Provided data:
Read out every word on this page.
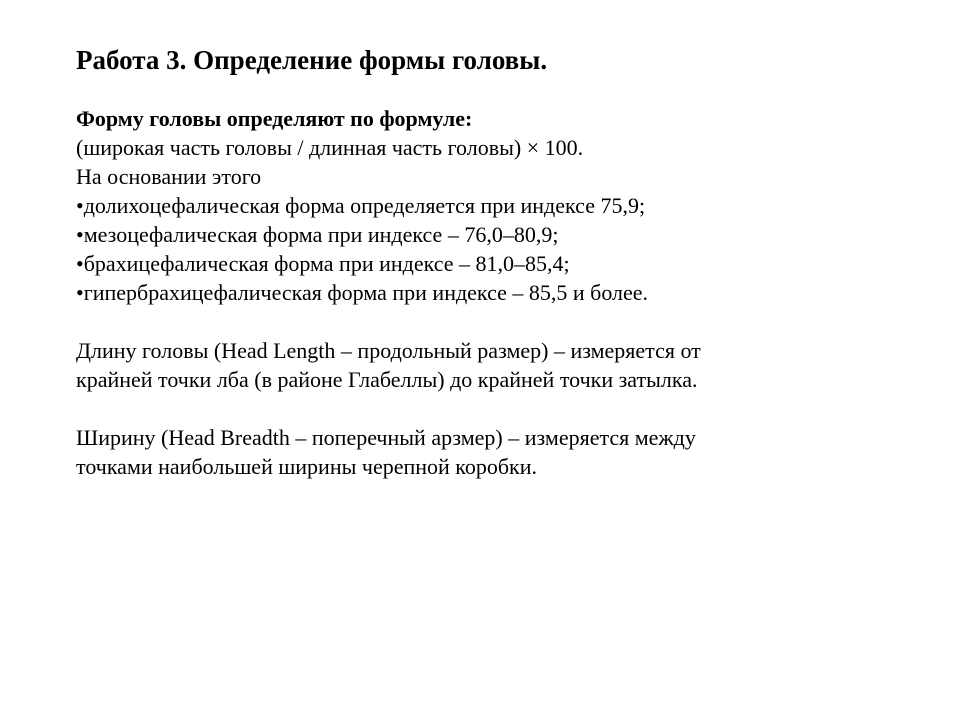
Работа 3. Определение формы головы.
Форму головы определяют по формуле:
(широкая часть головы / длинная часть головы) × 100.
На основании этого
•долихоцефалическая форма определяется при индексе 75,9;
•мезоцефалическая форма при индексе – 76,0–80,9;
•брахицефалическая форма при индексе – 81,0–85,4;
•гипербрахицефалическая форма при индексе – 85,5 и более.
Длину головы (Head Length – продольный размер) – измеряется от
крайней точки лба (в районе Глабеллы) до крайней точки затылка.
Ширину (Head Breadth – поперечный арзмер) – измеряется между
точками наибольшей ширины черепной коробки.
...
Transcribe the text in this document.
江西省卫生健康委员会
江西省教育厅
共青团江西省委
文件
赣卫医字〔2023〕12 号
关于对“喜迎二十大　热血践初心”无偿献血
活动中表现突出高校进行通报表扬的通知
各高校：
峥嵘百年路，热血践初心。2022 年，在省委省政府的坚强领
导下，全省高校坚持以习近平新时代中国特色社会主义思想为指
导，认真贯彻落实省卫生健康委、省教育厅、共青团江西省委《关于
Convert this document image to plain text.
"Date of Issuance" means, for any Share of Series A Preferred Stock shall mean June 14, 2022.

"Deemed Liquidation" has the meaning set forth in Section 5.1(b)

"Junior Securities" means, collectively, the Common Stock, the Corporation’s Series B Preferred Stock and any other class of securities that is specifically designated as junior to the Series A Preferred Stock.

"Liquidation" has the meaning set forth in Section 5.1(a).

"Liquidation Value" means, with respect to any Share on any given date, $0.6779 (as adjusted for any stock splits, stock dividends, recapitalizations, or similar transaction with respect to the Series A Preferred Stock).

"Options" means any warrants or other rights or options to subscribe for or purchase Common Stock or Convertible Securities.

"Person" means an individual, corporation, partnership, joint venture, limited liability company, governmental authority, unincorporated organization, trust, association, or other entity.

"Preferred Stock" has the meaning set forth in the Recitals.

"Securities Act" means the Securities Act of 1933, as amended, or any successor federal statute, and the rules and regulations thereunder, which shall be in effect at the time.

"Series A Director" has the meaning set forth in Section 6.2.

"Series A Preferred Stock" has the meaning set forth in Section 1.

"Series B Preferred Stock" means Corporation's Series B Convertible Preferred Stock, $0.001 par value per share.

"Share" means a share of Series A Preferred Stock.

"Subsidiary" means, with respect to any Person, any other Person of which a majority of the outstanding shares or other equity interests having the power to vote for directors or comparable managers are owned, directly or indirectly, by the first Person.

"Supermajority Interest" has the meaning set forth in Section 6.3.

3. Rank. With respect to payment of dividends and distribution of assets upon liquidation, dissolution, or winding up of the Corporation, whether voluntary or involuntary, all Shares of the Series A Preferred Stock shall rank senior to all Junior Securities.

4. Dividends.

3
* * *
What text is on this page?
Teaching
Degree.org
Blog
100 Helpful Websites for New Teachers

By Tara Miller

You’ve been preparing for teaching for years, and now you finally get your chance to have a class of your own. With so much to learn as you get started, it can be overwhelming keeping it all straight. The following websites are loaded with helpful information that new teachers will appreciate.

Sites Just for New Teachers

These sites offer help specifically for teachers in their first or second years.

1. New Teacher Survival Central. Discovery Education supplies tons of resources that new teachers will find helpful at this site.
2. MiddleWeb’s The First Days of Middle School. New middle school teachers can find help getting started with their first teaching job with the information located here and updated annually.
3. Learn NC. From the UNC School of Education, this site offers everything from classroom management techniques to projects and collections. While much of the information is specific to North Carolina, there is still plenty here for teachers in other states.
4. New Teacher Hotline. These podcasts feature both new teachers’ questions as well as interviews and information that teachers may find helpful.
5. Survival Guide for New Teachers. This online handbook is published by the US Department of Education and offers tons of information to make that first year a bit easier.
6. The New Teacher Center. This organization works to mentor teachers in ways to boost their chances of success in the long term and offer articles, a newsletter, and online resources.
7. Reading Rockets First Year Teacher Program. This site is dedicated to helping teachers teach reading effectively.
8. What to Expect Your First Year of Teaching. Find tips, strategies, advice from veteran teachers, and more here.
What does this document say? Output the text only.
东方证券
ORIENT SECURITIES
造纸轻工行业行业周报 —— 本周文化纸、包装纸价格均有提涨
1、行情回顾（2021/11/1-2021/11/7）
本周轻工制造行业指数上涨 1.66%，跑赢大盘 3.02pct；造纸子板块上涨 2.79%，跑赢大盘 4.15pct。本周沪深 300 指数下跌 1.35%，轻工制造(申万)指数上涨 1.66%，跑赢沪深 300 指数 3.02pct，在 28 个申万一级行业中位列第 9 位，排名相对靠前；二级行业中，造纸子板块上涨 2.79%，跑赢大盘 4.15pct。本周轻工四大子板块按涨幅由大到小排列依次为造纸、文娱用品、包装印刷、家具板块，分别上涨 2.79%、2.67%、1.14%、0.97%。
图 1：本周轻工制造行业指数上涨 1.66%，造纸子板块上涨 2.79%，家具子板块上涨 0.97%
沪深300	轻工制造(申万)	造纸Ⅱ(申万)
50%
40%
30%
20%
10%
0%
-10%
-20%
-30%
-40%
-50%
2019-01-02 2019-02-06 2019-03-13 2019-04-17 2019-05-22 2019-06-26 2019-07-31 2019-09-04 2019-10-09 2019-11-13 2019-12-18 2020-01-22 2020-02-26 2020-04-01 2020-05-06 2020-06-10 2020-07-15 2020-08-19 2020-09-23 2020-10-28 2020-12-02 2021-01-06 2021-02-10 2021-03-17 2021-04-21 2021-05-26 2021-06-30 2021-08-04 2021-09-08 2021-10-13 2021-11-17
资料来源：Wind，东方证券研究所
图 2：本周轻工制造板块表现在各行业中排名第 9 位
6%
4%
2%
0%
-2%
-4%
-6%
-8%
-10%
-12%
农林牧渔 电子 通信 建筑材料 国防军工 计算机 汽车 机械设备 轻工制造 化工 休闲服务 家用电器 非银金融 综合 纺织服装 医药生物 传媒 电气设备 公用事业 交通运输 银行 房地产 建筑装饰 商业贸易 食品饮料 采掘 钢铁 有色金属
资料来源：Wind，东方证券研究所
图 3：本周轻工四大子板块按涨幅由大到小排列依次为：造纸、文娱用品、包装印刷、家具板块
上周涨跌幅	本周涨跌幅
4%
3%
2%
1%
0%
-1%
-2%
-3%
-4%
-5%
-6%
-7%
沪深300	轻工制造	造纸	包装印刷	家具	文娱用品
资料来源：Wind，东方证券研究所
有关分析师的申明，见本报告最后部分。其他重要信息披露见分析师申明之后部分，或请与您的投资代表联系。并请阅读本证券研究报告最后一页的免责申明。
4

Task directions:
Make a copy of each line that contains the string "started".

Answer below:
You’ve been preparing for teaching for years, and now you finally get your chance to have a class of your own. With so much to learn as you get started, it can be overwhelming keeping it all straight. The following websites are loaded with helpful information that new teachers will appreciate.
2. MiddleWeb’s The First Days of Middle School. New middle school teachers can find help getting started with their first teaching job with the information located here and updated annually.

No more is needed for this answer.